Records

[start]

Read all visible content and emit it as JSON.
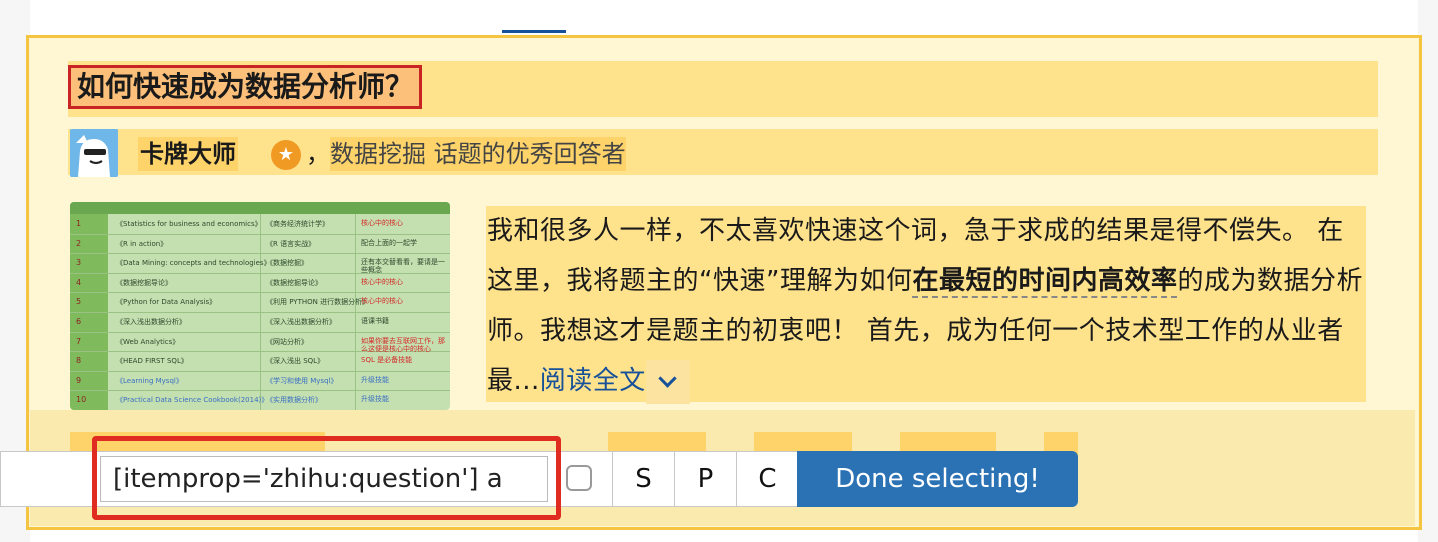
{
  "question": {
    "title": "如何快速成为数据分析师？"
  },
  "author": {
    "name": "卡牌大师",
    "comma": "，",
    "headline": "数据挖掘 话题的优秀回答者"
  },
  "thumbnail": {
    "rows": [
      {
        "num": "1",
        "a": "《Statistics for business and economics》",
        "b": "《商务经济统计学》",
        "c": "核心中的核心",
        "c_color": "red"
      },
      {
        "num": "2",
        "a": "《R in action》",
        "b": "《R 语言实战》",
        "c": "配合上面的一起学",
        "c_color": "dark"
      },
      {
        "num": "3",
        "a": "《Data Mining: concepts and technologies》",
        "b": "《数据挖掘》",
        "c": "还有本交替看看，要请是一些概念",
        "c_color": "dark"
      },
      {
        "num": "4",
        "a": "《数据挖掘导论》",
        "b": "《数据挖掘导论》",
        "c": "核心中的核心",
        "c_color": "red"
      },
      {
        "num": "5",
        "a": "《Python for Data Analysis》",
        "b": "《利用 PYTHON 进行数据分析》",
        "c": "核心中的核心",
        "c_color": "red"
      },
      {
        "num": "6",
        "a": "《深入浅出数据分析》",
        "b": "《深入浅出数据分析》",
        "c": "语课书籍",
        "c_color": "dark"
      },
      {
        "num": "7",
        "a": "《Web Analytics》",
        "b": "《网站分析》",
        "c": "如果你要去互联网工作，那么这便是核心中的核心",
        "c_color": "red"
      },
      {
        "num": "8",
        "a": "《HEAD FIRST SQL》",
        "b": "《深入浅出 SQL》",
        "c": "SQL 是必备技能",
        "c_color": "red"
      },
      {
        "num": "9",
        "a": "《Learning Mysql》",
        "b": "《学习和使用 Mysql》",
        "c": "升级技能",
        "c_color": "blue"
      },
      {
        "num": "10",
        "a": "《Practical Data Science Cookbook(2014)》",
        "b": "《实用数据分析》",
        "c": "升级技能",
        "c_color": "blue"
      }
    ]
  },
  "excerpt": {
    "part1": "我和很多人一样，不太喜欢快速这个词，急于求成的结果是得不偿失。 在这里，我将题主的“快速”理解为如何",
    "emphasis": "在最短的时间内高效率",
    "part2": "的成为数据分析师。我想这才是题主的初衷吧！ 首先，成为任何一个技术型工作的从业者最...",
    "read_more": "阅读全文"
  },
  "selector_gadget": {
    "input_value": "[itemprop='zhihu:question'] a",
    "button_s": "S",
    "button_p": "P",
    "button_c": "C",
    "done_label": "Done selecting!"
  },
  "colors": {
    "highlight_frame": "#f5c542",
    "focus_red": "#e02b20",
    "done_button": "#2b72b5",
    "link_blue": "#175199"
  }
}
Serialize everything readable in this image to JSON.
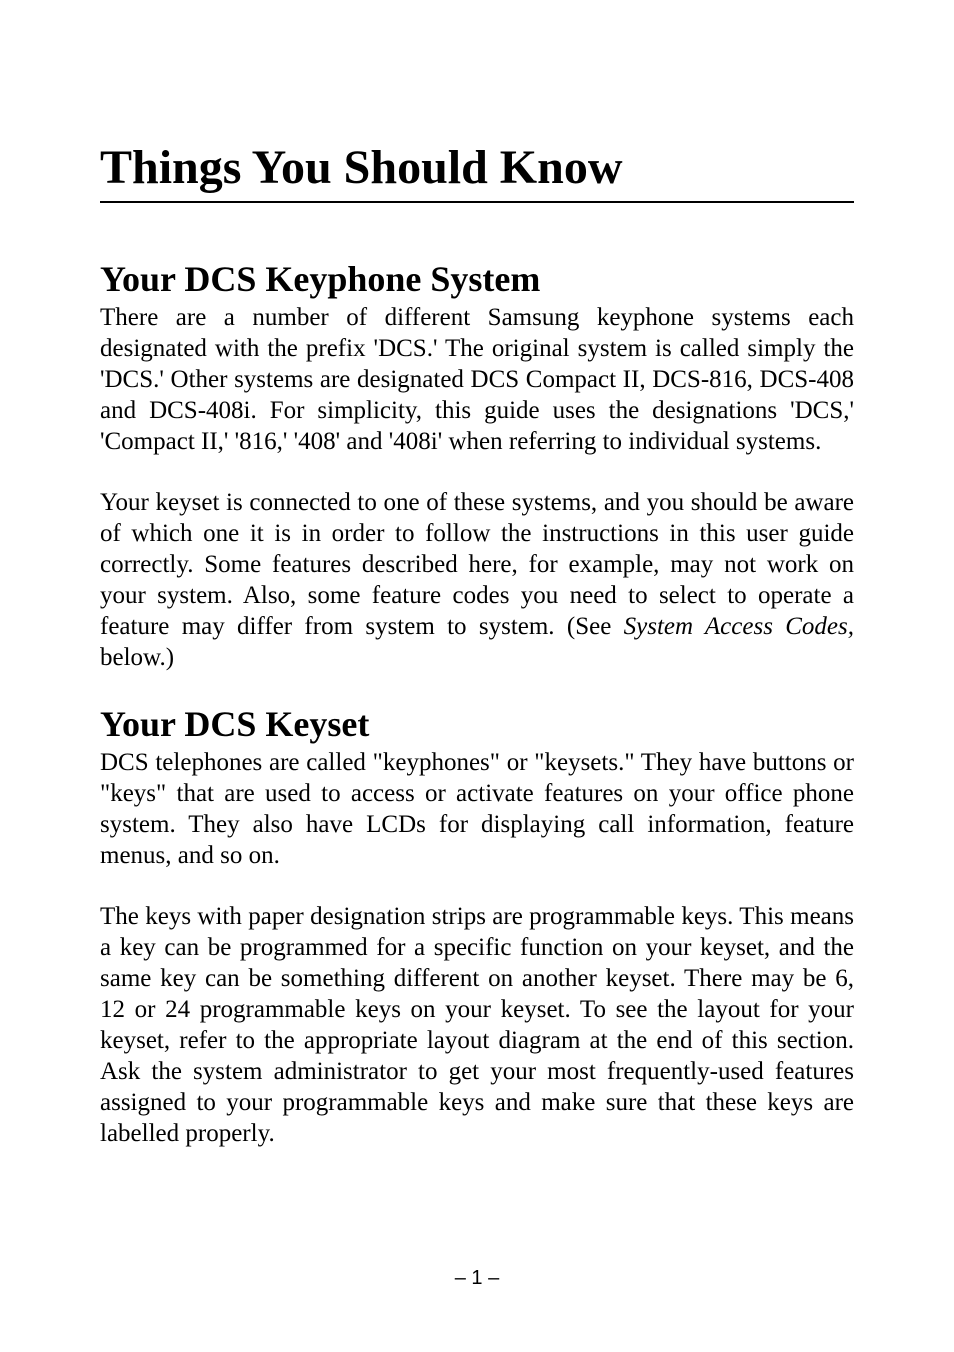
{
  "title": "Things You Should Know",
  "sections": [
    {
      "heading": "Your DCS Keyphone System",
      "paragraphs": [
        {
          "text": "There are a number of different Samsung keyphone systems each designated with the prefix 'DCS.' The original system is called simply the 'DCS.' Other systems are designated DCS Compact II, DCS-816, DCS-408 and DCS-408i. For simplicity, this guide uses the designations 'DCS,' 'Compact II,' '816,' '408' and '408i' when referring to individual systems."
        },
        {
          "text_before_italic": "Your keyset is connected to one of these systems, and you should be aware of which one it is in order to follow the instructions in this user guide correctly. Some features described here, for example, may not work on your system. Also, some feature codes you need to select to operate a feature may differ from system to system. (See ",
          "italic": "System Access Codes,",
          "text_after_italic": " below.)"
        }
      ]
    },
    {
      "heading": "Your DCS Keyset",
      "paragraphs": [
        {
          "text_before_sc": "DCS telephones are called \"keyphones\" or \"keysets.\" They have buttons or \"keys\" that are used to access or activate features on your office phone system. They also have ",
          "smallcaps": "LCDs",
          "text_after_sc": " for displaying call information, feature menus, and so on."
        },
        {
          "text": "The keys with paper designation strips are programmable keys. This means a key can be programmed for a specific function on your keyset, and the same key can be something different on another keyset. There may be 6, 12 or 24 programmable keys on your keyset. To see the layout for your keyset, refer to the appropriate layout diagram at the end of this section. Ask the system administrator to get your most frequently-used features assigned to your programmable keys and make sure that these keys are labelled properly."
        }
      ]
    }
  ],
  "page_number": "– 1 –"
}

[end]

In the records above, locate the lines holding the word "Data". Copy each of them.

TASK RESULT
        "a": "《Data Mining: concepts and technologies》",
        "a": "《Python for Data Analysis》",
        "a": "《Practical Data Science Cookbook(2014)》",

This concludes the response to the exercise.